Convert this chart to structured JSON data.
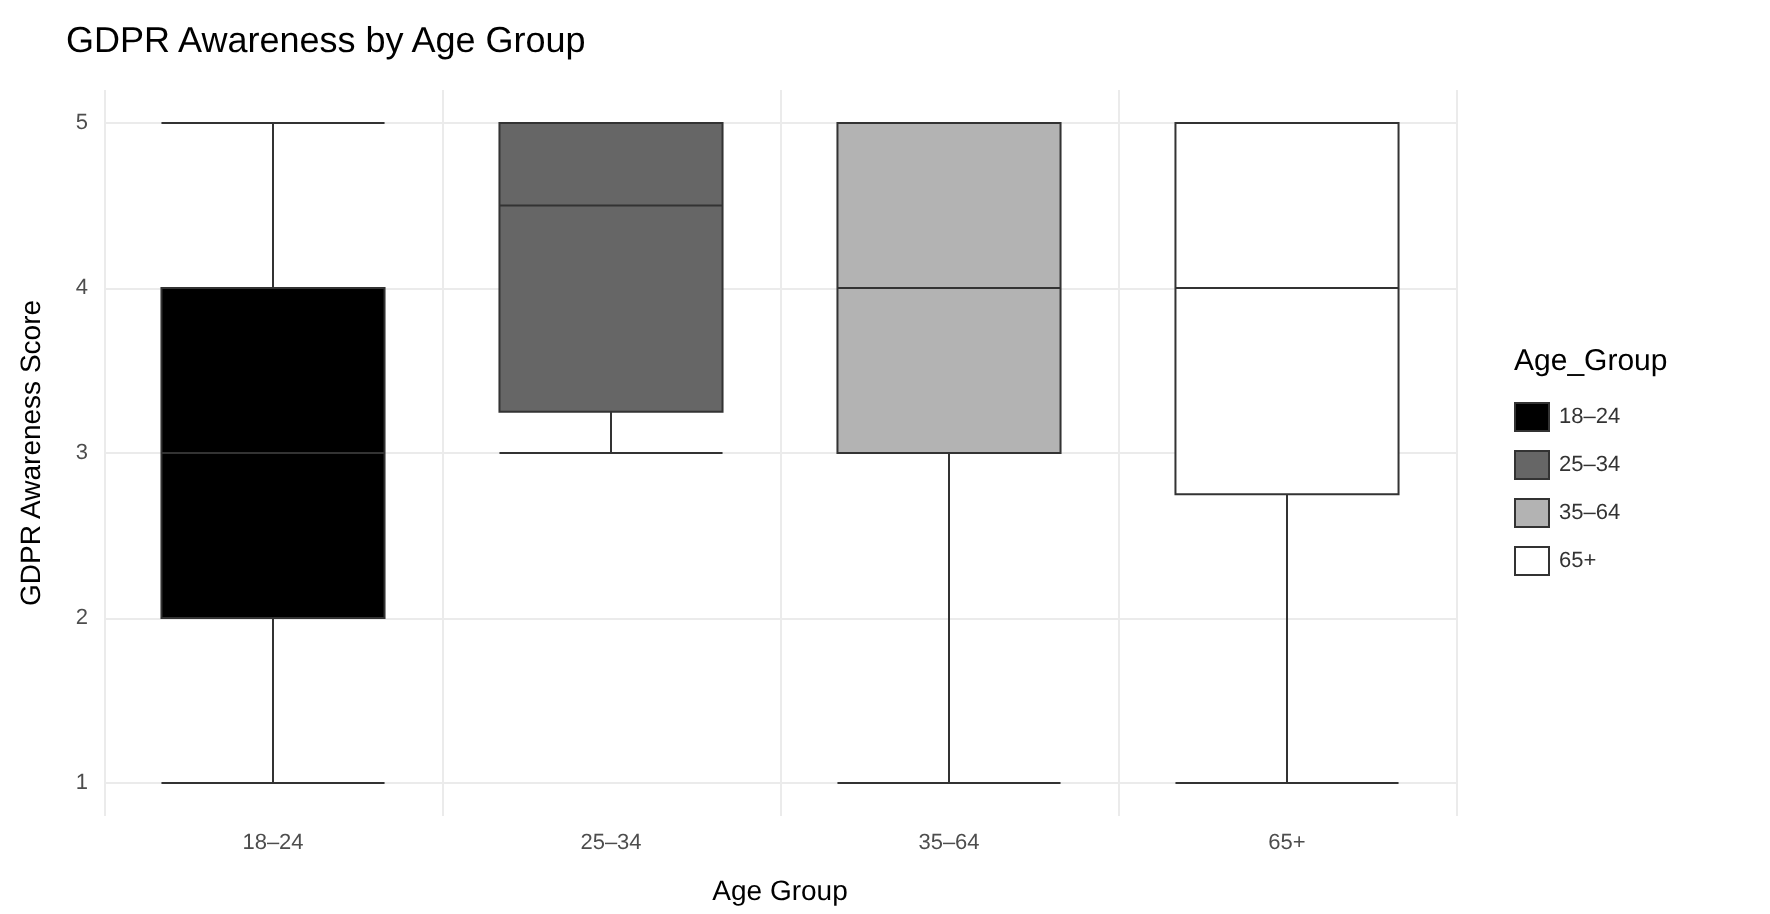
{
  "chart_data": {
    "type": "box",
    "title": "GDPR Awareness by Age Group",
    "xlabel": "Age Group",
    "ylabel": "GDPR Awareness Score",
    "legend_title": "Age_Group",
    "categories": [
      "18–24",
      "25–34",
      "35–64",
      "65+"
    ],
    "series": [
      {
        "name": "18–24",
        "color": "#000000",
        "boxes": [
          {
            "low": 1,
            "q1": 2,
            "median": 3,
            "q3": 4,
            "high": 5
          },
          null,
          null,
          null
        ]
      },
      {
        "name": "25–34",
        "color": "#666666",
        "boxes": [
          null,
          {
            "low": 3,
            "q1": 3.25,
            "median": 4.5,
            "q3": 5,
            "high": 5
          },
          null,
          null
        ]
      },
      {
        "name": "35–64",
        "color": "#b3b3b3",
        "boxes": [
          null,
          null,
          {
            "low": 1,
            "q1": 3,
            "median": 4,
            "q3": 5,
            "high": 5
          },
          null
        ]
      },
      {
        "name": "65+",
        "color": "#ffffff",
        "boxes": [
          null,
          null,
          null,
          {
            "low": 1,
            "q1": 2.75,
            "median": 4,
            "q3": 5,
            "high": 5
          }
        ]
      }
    ],
    "ylim": [
      0.8,
      5.2
    ],
    "yticks": [
      1,
      2,
      3,
      4,
      5
    ],
    "grid": true,
    "legend": "right"
  }
}
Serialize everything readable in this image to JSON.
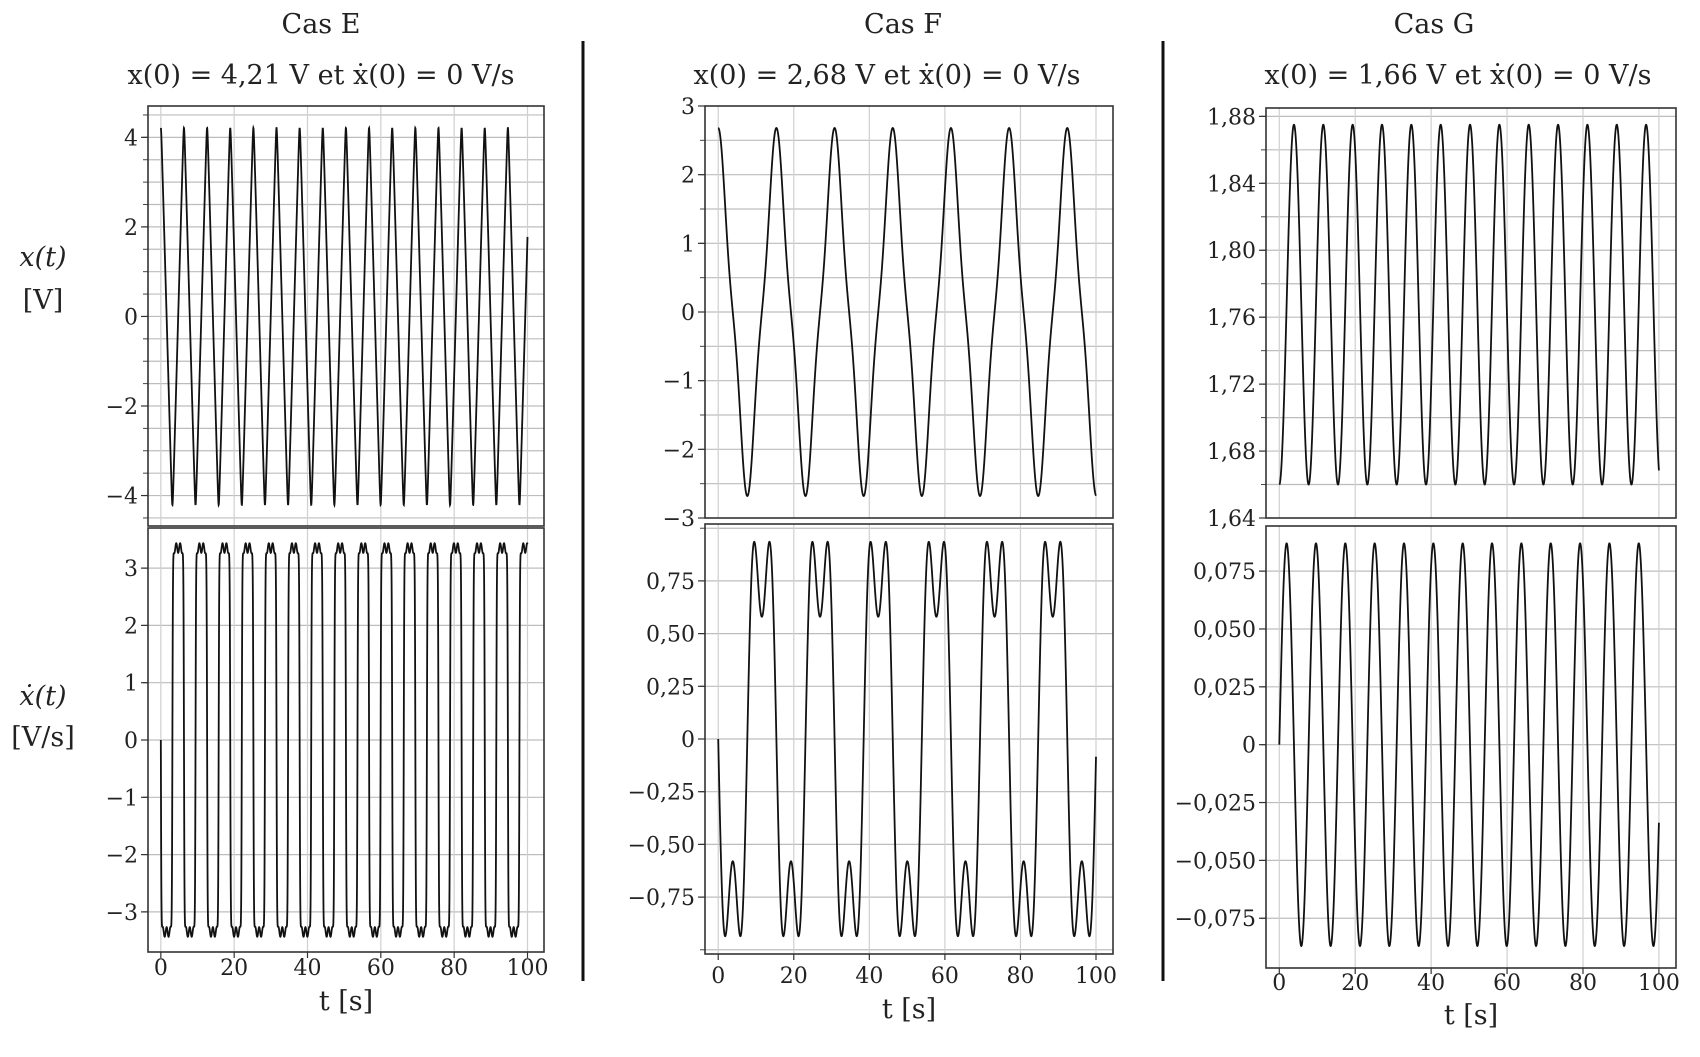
*-*-*
=== Given request ===
Establish how many lines of the records contain the string "GDPR" and state that number without elaboration.

=== Task answer ===
2